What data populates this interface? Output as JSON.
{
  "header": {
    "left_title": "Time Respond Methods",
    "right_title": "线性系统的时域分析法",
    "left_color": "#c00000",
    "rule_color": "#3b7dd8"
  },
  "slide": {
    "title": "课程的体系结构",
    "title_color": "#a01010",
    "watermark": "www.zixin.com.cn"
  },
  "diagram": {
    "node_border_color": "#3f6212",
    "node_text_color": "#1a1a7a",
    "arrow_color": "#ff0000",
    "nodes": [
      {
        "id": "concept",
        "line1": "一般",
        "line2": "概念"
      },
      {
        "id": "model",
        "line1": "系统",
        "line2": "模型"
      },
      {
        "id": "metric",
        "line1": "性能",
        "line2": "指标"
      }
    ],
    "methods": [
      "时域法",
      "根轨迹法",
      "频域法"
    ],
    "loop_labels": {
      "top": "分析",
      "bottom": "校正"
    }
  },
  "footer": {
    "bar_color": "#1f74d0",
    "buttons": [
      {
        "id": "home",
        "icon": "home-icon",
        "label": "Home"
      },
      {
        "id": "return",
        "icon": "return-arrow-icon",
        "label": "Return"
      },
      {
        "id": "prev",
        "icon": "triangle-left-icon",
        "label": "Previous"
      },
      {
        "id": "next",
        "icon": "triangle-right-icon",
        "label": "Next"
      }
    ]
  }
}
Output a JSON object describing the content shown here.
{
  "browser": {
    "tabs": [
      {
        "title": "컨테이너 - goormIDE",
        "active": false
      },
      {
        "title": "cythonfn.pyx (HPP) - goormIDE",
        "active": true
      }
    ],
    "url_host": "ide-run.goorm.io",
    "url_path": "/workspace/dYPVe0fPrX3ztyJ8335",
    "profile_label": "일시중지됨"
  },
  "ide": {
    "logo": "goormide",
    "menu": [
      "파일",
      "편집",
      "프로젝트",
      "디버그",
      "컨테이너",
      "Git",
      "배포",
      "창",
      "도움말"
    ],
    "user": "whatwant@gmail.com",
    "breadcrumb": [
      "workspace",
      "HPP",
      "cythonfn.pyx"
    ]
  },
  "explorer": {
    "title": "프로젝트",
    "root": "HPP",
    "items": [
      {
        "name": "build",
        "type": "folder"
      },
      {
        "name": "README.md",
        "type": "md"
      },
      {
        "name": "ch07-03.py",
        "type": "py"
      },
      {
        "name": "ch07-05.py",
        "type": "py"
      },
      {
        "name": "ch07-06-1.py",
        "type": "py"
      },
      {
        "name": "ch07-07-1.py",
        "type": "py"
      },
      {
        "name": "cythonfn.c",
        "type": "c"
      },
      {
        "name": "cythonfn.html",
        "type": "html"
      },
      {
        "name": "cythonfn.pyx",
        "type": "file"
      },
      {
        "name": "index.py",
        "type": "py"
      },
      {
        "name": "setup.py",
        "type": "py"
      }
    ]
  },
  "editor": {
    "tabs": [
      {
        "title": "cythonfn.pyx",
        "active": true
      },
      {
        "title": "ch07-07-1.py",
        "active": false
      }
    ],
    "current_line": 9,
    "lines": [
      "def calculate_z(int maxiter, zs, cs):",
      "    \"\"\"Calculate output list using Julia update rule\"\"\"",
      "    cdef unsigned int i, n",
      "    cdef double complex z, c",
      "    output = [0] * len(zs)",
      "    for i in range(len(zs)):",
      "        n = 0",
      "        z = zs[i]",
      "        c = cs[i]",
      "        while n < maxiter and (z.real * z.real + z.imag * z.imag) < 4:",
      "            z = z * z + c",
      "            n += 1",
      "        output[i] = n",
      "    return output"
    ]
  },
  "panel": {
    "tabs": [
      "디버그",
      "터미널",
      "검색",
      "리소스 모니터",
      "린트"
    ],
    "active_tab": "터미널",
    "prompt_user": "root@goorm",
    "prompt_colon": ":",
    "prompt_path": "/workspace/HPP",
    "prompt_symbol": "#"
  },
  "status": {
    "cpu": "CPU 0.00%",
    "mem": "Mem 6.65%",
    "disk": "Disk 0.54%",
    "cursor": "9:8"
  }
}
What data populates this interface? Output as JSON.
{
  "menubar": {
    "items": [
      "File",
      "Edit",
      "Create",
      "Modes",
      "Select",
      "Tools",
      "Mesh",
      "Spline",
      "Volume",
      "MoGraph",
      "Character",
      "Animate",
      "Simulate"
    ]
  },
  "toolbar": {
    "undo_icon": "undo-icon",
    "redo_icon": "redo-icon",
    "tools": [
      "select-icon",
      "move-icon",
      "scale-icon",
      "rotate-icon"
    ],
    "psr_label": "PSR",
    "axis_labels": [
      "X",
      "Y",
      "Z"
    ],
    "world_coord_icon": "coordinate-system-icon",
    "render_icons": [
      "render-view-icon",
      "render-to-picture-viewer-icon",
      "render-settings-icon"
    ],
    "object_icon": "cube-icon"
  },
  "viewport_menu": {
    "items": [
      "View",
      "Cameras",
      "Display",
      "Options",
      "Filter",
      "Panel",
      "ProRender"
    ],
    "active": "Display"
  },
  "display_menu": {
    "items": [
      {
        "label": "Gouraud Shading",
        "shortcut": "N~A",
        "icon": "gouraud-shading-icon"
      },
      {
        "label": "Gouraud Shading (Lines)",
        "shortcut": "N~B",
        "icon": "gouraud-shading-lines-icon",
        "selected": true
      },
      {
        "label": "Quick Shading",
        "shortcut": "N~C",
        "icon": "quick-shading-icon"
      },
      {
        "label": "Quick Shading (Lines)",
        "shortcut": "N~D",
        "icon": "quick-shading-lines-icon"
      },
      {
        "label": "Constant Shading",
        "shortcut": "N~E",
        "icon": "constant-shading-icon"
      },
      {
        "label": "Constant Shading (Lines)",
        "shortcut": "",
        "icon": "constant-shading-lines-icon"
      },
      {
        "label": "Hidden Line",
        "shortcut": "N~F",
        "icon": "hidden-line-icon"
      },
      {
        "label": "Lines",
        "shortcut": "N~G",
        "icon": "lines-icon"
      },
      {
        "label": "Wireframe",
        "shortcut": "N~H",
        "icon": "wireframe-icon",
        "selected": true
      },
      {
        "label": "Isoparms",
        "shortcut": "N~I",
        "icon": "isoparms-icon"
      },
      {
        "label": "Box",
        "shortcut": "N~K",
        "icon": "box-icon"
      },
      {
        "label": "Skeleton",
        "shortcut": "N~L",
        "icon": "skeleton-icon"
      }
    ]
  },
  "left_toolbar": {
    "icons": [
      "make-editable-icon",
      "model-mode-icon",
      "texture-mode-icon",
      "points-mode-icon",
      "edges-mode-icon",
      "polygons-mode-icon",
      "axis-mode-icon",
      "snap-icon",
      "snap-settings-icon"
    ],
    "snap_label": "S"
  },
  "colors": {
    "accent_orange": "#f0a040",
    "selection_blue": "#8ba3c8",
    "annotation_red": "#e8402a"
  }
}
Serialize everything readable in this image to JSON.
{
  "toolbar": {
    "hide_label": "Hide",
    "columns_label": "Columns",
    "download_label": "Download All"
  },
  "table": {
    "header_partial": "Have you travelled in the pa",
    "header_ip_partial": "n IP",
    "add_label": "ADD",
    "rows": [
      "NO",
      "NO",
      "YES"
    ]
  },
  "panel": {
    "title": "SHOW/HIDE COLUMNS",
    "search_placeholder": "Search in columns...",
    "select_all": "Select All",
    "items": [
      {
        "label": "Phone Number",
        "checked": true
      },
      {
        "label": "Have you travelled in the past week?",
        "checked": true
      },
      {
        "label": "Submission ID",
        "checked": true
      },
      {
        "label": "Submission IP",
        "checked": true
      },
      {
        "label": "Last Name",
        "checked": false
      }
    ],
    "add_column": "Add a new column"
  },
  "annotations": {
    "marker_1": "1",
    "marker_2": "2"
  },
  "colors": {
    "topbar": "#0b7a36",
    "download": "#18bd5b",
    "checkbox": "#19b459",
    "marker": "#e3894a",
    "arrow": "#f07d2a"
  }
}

--------

## EXERCISE INSTRUCTIONS
Give the count of lines in the data above that hold the string "cythonfn", with no additional words.

## EXPECTED ANSWER
6